TASK TO CARRY OUT
Take the listing and print it in full, exactly as given.

(Records about charts and figures)
■ ■ ■ ■ ■

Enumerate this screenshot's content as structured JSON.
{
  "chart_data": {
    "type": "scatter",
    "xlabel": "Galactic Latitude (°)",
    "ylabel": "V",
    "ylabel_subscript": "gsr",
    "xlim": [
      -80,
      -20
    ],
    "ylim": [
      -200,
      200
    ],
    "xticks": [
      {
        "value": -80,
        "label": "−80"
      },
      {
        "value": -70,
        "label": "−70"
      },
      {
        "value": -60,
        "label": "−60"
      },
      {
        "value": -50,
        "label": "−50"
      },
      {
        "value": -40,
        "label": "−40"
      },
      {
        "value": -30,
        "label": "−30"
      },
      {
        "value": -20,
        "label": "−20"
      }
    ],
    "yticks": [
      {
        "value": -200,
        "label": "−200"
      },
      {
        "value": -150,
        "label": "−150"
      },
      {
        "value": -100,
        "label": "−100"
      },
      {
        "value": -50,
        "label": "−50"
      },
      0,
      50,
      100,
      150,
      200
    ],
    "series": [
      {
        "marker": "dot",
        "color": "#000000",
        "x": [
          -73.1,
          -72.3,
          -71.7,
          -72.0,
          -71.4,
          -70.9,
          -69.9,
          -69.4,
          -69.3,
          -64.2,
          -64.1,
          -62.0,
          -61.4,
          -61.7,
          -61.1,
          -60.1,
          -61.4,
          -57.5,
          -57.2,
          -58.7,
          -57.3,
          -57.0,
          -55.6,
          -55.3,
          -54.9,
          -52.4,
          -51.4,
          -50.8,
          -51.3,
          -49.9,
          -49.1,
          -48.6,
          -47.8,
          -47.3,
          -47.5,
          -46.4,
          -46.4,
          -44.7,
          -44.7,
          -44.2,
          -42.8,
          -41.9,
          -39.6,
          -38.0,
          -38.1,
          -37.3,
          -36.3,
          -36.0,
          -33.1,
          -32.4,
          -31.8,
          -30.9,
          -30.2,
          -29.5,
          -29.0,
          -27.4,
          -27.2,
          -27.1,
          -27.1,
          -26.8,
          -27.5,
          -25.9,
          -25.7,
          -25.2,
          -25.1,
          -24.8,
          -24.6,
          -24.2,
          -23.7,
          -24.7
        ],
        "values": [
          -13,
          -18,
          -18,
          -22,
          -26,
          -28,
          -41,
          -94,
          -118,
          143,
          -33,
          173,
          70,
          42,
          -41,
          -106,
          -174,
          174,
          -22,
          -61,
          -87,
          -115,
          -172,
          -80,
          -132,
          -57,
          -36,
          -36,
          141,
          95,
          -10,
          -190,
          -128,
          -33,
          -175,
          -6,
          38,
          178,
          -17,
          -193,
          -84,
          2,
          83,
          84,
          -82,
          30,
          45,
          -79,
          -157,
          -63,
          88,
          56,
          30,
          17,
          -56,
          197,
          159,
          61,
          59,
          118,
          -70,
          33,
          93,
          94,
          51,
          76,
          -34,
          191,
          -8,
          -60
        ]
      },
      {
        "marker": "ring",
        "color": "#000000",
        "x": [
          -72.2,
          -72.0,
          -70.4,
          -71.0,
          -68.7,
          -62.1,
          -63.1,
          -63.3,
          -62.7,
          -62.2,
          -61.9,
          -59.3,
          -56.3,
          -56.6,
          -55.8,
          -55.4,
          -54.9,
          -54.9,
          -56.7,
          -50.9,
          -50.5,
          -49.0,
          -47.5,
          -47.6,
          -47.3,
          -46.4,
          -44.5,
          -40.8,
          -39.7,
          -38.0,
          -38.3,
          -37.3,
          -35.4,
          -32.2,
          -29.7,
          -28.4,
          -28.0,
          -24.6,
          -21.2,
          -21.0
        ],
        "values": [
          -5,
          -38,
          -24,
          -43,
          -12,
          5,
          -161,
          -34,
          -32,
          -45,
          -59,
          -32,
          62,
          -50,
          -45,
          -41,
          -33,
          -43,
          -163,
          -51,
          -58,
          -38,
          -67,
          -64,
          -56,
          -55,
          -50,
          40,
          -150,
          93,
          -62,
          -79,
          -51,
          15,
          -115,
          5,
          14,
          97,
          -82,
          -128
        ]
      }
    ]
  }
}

■ ■ ■ ■ ■

CORRECT OUTPUT
Enumerate this screenshot's content as structured JSON.
{
  "chart_data": {
    "type": "scatter",
    "xlabel": "Galactic Latitude (°)",
    "ylabel": "V",
    "ylabel_subscript": "gsr",
    "xlim": [
      -80,
      -20
    ],
    "ylim": [
      -200,
      200
    ],
    "xticks": [
      {
        "value": -80,
        "label": "−80"
      },
      {
        "value": -70,
        "label": "−70"
      },
      {
        "value": -60,
        "label": "−60"
      },
      {
        "value": -50,
        "label": "−50"
      },
      {
        "value": -40,
        "label": "−40"
      },
      {
        "value": -30,
        "label": "−30"
      },
      {
        "value": -20,
        "label": "−20"
      }
    ],
    "yticks": [
      {
        "value": -200,
        "label": "−200"
      },
      {
        "value": -150,
        "label": "−150"
      },
      {
        "value": -100,
        "label": "−100"
      },
      {
        "value": -50,
        "label": "−50"
      },
      0,
      50,
      100,
      150,
      200
    ],
    "series": [
      {
        "marker": "dot",
        "color": "#000000",
        "x": [
          -73.1,
          -72.3,
          -71.7,
          -72.0,
          -71.4,
          -70.9,
          -69.9,
          -69.4,
          -69.3,
          -64.2,
          -64.1,
          -62.0,
          -61.4,
          -61.7,
          -61.1,
          -60.1,
          -61.4,
          -57.5,
          -57.2,
          -58.7,
          -57.3,
          -57.0,
          -55.6,
          -55.3,
          -54.9,
          -52.4,
          -51.4,
          -50.8,
          -51.3,
          -49.9,
          -49.1,
          -48.6,
          -47.8,
          -47.3,
          -47.5,
          -46.4,
          -46.4,
          -44.7,
          -44.7,
          -44.2,
          -42.8,
          -41.9,
          -39.6,
          -38.0,
          -38.1,
          -37.3,
          -36.3,
          -36.0,
          -33.1,
          -32.4,
          -31.8,
          -30.9,
          -30.2,
          -29.5,
          -29.0,
          -27.4,
          -27.2,
          -27.1,
          -27.1,
          -26.8,
          -27.5,
          -25.9,
          -25.7,
          -25.2,
          -25.1,
          -24.8,
          -24.6,
          -24.2,
          -23.7,
          -24.7
        ],
        "values": [
          -13,
          -18,
          -18,
          -22,
          -26,
          -28,
          -41,
          -94,
          -118,
          143,
          -33,
          173,
          70,
          42,
          -41,
          -106,
          -174,
          174,
          -22,
          -61,
          -87,
          -115,
          -172,
          -80,
          -132,
          -57,
          -36,
          -36,
          141,
          95,
          -10,
          -190,
          -128,
          -33,
          -175,
          -6,
          38,
          178,
          -17,
          -193,
          -84,
          2,
          83,
          84,
          -82,
          30,
          45,
          -79,
          -157,
          -63,
          88,
          56,
          30,
          17,
          -56,
          197,
          159,
          61,
          59,
          118,
          -70,
          33,
          93,
          94,
          51,
          76,
          -34,
          191,
          -8,
          -60
        ]
      },
      {
        "marker": "ring",
        "color": "#000000",
        "x": [
          -72.2,
          -72.0,
          -70.4,
          -71.0,
          -68.7,
          -62.1,
          -63.1,
          -63.3,
          -62.7,
          -62.2,
          -61.9,
          -59.3,
          -56.3,
          -56.6,
          -55.8,
          -55.4,
          -54.9,
          -54.9,
          -56.7,
          -50.9,
          -50.5,
          -49.0,
          -47.5,
          -47.6,
          -47.3,
          -46.4,
          -44.5,
          -40.8,
          -39.7,
          -38.0,
          -38.3,
          -37.3,
          -35.4,
          -32.2,
          -29.7,
          -28.4,
          -28.0,
          -24.6,
          -21.2,
          -21.0
        ],
        "values": [
          -5,
          -38,
          -24,
          -43,
          -12,
          5,
          -161,
          -34,
          -32,
          -45,
          -59,
          -32,
          62,
          -50,
          -45,
          -41,
          -33,
          -43,
          -163,
          -51,
          -58,
          -38,
          -67,
          -64,
          -56,
          -55,
          -50,
          40,
          -150,
          93,
          -62,
          -79,
          -51,
          15,
          -115,
          5,
          14,
          97,
          -82,
          -128
        ]
      }
    ]
  }
}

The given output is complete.